▶ [Given request]: Copy out the lines from the start of the records through the line containing "remember-label: 记住账户: [35, 371, 107, 392]", keeping both ends and reproducing each line without any change.

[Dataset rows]
◆ ◆ ◆ ◆ ◆

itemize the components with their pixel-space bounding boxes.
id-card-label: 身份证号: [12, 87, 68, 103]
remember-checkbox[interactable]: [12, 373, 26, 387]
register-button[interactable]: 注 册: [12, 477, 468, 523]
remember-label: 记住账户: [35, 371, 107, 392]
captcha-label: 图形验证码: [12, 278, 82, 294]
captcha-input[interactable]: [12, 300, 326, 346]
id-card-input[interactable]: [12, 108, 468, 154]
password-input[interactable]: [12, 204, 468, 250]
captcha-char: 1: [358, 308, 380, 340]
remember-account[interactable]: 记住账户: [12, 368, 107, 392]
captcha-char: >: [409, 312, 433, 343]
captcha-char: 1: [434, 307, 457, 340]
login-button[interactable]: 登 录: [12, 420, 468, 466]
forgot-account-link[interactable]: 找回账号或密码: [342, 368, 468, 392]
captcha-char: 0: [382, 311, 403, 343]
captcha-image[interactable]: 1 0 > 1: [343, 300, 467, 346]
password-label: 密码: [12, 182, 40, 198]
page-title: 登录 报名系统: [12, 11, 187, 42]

◆ ◆ ◆ ◆ ◆

▶ [Solution]:
itemize the components with their pixel-space bounding boxes.
id-card-label: 身份证号: [12, 87, 68, 103]
remember-checkbox[interactable]: [12, 373, 26, 387]
register-button[interactable]: 注 册: [12, 477, 468, 523]
remember-label: 记住账户: [35, 371, 107, 392]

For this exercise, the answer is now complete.